**WHAT YOU HAVE TO DO:** Word for word, give the material below again, minus any images.

**DATA LISTING:**
================================
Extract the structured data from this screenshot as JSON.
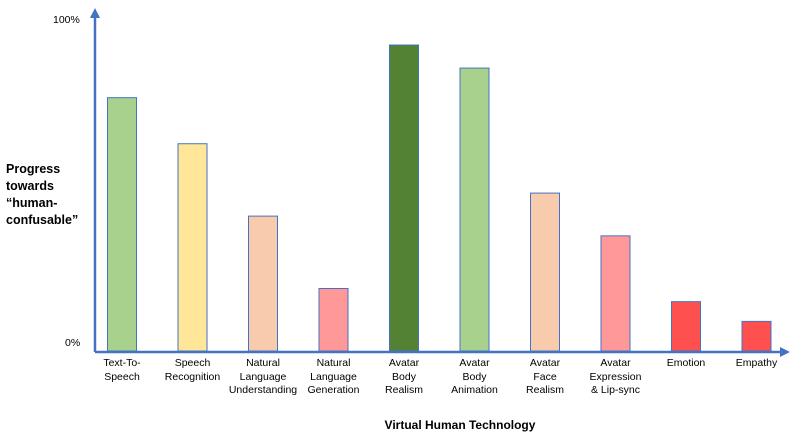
{
  "chart_data": {
    "type": "bar",
    "categories": [
      [
        "Text-To-",
        "Speech"
      ],
      [
        "Speech",
        "Recognition"
      ],
      [
        "Natural",
        "Language",
        "Understanding"
      ],
      [
        "Natural",
        "Language",
        "Generation"
      ],
      [
        "Avatar",
        "Body",
        "Realism"
      ],
      [
        "Avatar",
        "Body",
        "Animation"
      ],
      [
        "Avatar",
        "Face",
        "Realism"
      ],
      [
        "Avatar",
        "Expression",
        "& Lip-sync"
      ],
      [
        "Emotion"
      ],
      [
        "Empathy"
      ]
    ],
    "values": [
      77,
      63,
      41,
      19,
      93,
      86,
      48,
      35,
      15,
      9
    ],
    "colors": [
      "#a9d18e",
      "#ffe699",
      "#f8cbad",
      "#ff9999",
      "#548235",
      "#a9d18e",
      "#f8cbad",
      "#ff9999",
      "#ff5050",
      "#ff5050"
    ],
    "axis_color": "#4472c4",
    "ylim": [
      0,
      100
    ],
    "ytick_labels": [
      "0%",
      "100%"
    ],
    "ylabel": [
      "Progress",
      "towards",
      "“human-",
      "confusable”"
    ],
    "xlabel": "Virtual Human Technology",
    "grid": false,
    "legend": "none"
  }
}
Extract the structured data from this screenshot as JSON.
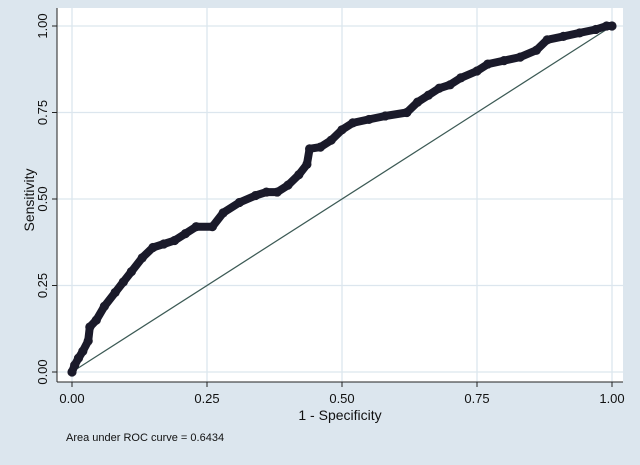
{
  "chart_data": {
    "type": "line",
    "xlabel": "1 - Specificity",
    "ylabel": "Sensitivity",
    "xlim": [
      0,
      1
    ],
    "ylim": [
      0,
      1
    ],
    "x_ticks": [
      "0.00",
      "0.25",
      "0.50",
      "0.75",
      "1.00"
    ],
    "y_ticks": [
      "0.00",
      "0.25",
      "0.50",
      "0.75",
      "1.00"
    ],
    "tick_values": [
      0,
      0.25,
      0.5,
      0.75,
      1
    ],
    "grid": true,
    "colors": {
      "background": "#dce6ee",
      "plot_area": "#ffffff",
      "curve": "#1a1a2a",
      "reference": "#3c5a55"
    },
    "note": "Area under ROC curve = 0.6434",
    "series": [
      {
        "points": [
          [
            0.0,
            0.0
          ],
          [
            0.005,
            0.02
          ],
          [
            0.012,
            0.04
          ],
          [
            0.02,
            0.06
          ],
          [
            0.03,
            0.09
          ],
          [
            0.033,
            0.13
          ],
          [
            0.045,
            0.15
          ],
          [
            0.06,
            0.19
          ],
          [
            0.08,
            0.23
          ],
          [
            0.095,
            0.26
          ],
          [
            0.11,
            0.29
          ],
          [
            0.13,
            0.33
          ],
          [
            0.15,
            0.36
          ],
          [
            0.17,
            0.37
          ],
          [
            0.19,
            0.38
          ],
          [
            0.21,
            0.4
          ],
          [
            0.23,
            0.42
          ],
          [
            0.26,
            0.42
          ],
          [
            0.28,
            0.46
          ],
          [
            0.31,
            0.49
          ],
          [
            0.34,
            0.51
          ],
          [
            0.36,
            0.52
          ],
          [
            0.38,
            0.52
          ],
          [
            0.4,
            0.54
          ],
          [
            0.42,
            0.57
          ],
          [
            0.435,
            0.6
          ],
          [
            0.44,
            0.645
          ],
          [
            0.46,
            0.65
          ],
          [
            0.48,
            0.67
          ],
          [
            0.5,
            0.7
          ],
          [
            0.52,
            0.72
          ],
          [
            0.55,
            0.73
          ],
          [
            0.58,
            0.74
          ],
          [
            0.62,
            0.75
          ],
          [
            0.64,
            0.78
          ],
          [
            0.66,
            0.8
          ],
          [
            0.68,
            0.82
          ],
          [
            0.7,
            0.83
          ],
          [
            0.72,
            0.85
          ],
          [
            0.75,
            0.87
          ],
          [
            0.77,
            0.89
          ],
          [
            0.8,
            0.9
          ],
          [
            0.83,
            0.91
          ],
          [
            0.86,
            0.93
          ],
          [
            0.88,
            0.96
          ],
          [
            0.91,
            0.97
          ],
          [
            0.94,
            0.98
          ],
          [
            0.97,
            0.99
          ],
          [
            0.99,
            1.0
          ],
          [
            1.0,
            1.0
          ]
        ]
      },
      {
        "points": [
          [
            0,
            0
          ],
          [
            1,
            1
          ]
        ]
      }
    ]
  }
}
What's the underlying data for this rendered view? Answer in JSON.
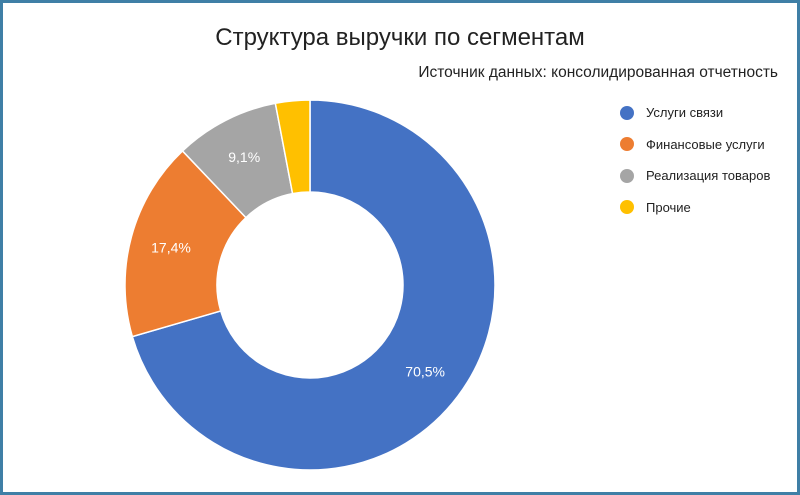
{
  "chart_data": {
    "type": "pie",
    "title": "Структура выручки по сегментам",
    "subtitle": "Источник данных: консолидированная отчетность",
    "categories": [
      "Услуги связи",
      "Финансовые услуги",
      "Реализация товаров",
      "Прочие"
    ],
    "values": [
      70.5,
      17.4,
      9.1,
      3.0
    ],
    "labels": [
      "70,5%",
      "17,4%",
      "9,1%",
      ""
    ],
    "colors": [
      "#4472c4",
      "#ed7d31",
      "#a5a5a5",
      "#ffc000"
    ],
    "donut": true,
    "legend": "right"
  }
}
================================
**CORRECT RESULT:**
Extract the structured data from this screenshot as JSON.
{
  "chart_data": {
    "type": "bar",
    "categories": [
      [
        "Text-To-",
        "Speech"
      ],
      [
        "Speech",
        "Recognition"
      ],
      [
        "Natural",
        "Language",
        "Understanding"
      ],
      [
        "Natural",
        "Language",
        "Generation"
      ],
      [
        "Avatar",
        "Body",
        "Realism"
      ],
      [
        "Avatar",
        "Body",
        "Animation"
      ],
      [
        "Avatar",
        "Face",
        "Realism"
      ],
      [
        "Avatar",
        "Expression",
        "& Lip-sync"
      ],
      [
        "Emotion"
      ],
      [
        "Empathy"
      ]
    ],
    "values": [
      77,
      63,
      41,
      19,
      93,
      86,
      48,
      35,
      15,
      9
    ],
    "colors": [
      "#a9d18e",
      "#ffe699",
      "#f8cbad",
      "#ff9999",
      "#548235",
      "#a9d18e",
      "#f8cbad",
      "#ff9999",
      "#ff5050",
      "#ff5050"
    ],
    "axis_color": "#4472c4",
    "ylim": [
      0,
      100
    ],
    "ytick_labels": [
      "0%",
      "100%"
    ],
    "ylabel": [
      "Progress",
      "towards",
      "“human-",
      "confusable”"
    ],
    "xlabel": "Virtual Human Technology",
    "grid": false,
    "legend": "none"
  }
}
Extract the structured data from this screenshot as JSON.
{
  "chart_data": {
    "type": "line",
    "xlabel": "1 - Specificity",
    "ylabel": "Sensitivity",
    "xlim": [
      0,
      1
    ],
    "ylim": [
      0,
      1
    ],
    "x_ticks": [
      "0.00",
      "0.25",
      "0.50",
      "0.75",
      "1.00"
    ],
    "y_ticks": [
      "0.00",
      "0.25",
      "0.50",
      "0.75",
      "1.00"
    ],
    "tick_values": [
      0,
      0.25,
      0.5,
      0.75,
      1
    ],
    "grid": true,
    "colors": {
      "background": "#dce6ee",
      "plot_area": "#ffffff",
      "curve": "#1a1a2a",
      "reference": "#3c5a55"
    },
    "note": "Area under ROC curve = 0.6434",
    "series": [
      {
        "points": [
          [
            0.0,
            0.0
          ],
          [
            0.005,
            0.02
          ],
          [
            0.012,
            0.04
          ],
          [
            0.02,
            0.06
          ],
          [
            0.03,
            0.09
          ],
          [
            0.033,
            0.13
          ],
          [
            0.045,
            0.15
          ],
          [
            0.06,
            0.19
          ],
          [
            0.08,
            0.23
          ],
          [
            0.095,
            0.26
          ],
          [
            0.11,
            0.29
          ],
          [
            0.13,
            0.33
          ],
          [
            0.15,
            0.36
          ],
          [
            0.17,
            0.37
          ],
          [
            0.19,
            0.38
          ],
          [
            0.21,
            0.4
          ],
          [
            0.23,
            0.42
          ],
          [
            0.26,
            0.42
          ],
          [
            0.28,
            0.46
          ],
          [
            0.31,
            0.49
          ],
          [
            0.34,
            0.51
          ],
          [
            0.36,
            0.52
          ],
          [
            0.38,
            0.52
          ],
          [
            0.4,
            0.54
          ],
          [
            0.42,
            0.57
          ],
          [
            0.435,
            0.6
          ],
          [
            0.44,
            0.645
          ],
          [
            0.46,
            0.65
          ],
          [
            0.48,
            0.67
          ],
          [
            0.5,
            0.7
          ],
          [
            0.52,
            0.72
          ],
          [
            0.55,
            0.73
          ],
          [
            0.58,
            0.74
          ],
          [
            0.62,
            0.75
          ],
          [
            0.64,
            0.78
          ],
          [
            0.66,
            0.8
          ],
          [
            0.68,
            0.82
          ],
          [
            0.7,
            0.83
          ],
          [
            0.72,
            0.85
          ],
          [
            0.75,
            0.87
          ],
          [
            0.77,
            0.89
          ],
          [
            0.8,
            0.9
          ],
          [
            0.83,
            0.91
          ],
          [
            0.86,
            0.93
          ],
          [
            0.88,
            0.96
          ],
          [
            0.91,
            0.97
          ],
          [
            0.94,
            0.98
          ],
          [
            0.97,
            0.99
          ],
          [
            0.99,
            1.0
          ],
          [
            1.0,
            1.0
          ]
        ]
      },
      {
        "points": [
          [
            0,
            0
          ],
          [
            1,
            1
          ]
        ]
      }
    ]
  }
}
What's the underlying data for this rendered view? Answer in JSON.
{
  "chart_data": {
    "type": "pie",
    "title": "Структура выручки по сегментам",
    "subtitle": "Источник данных: консолидированная отчетность",
    "categories": [
      "Услуги связи",
      "Финансовые услуги",
      "Реализация товаров",
      "Прочие"
    ],
    "values": [
      70.5,
      17.4,
      9.1,
      3.0
    ],
    "labels": [
      "70,5%",
      "17,4%",
      "9,1%",
      ""
    ],
    "colors": [
      "#4472c4",
      "#ed7d31",
      "#a5a5a5",
      "#ffc000"
    ],
    "donut": true,
    "legend": "right"
  }
}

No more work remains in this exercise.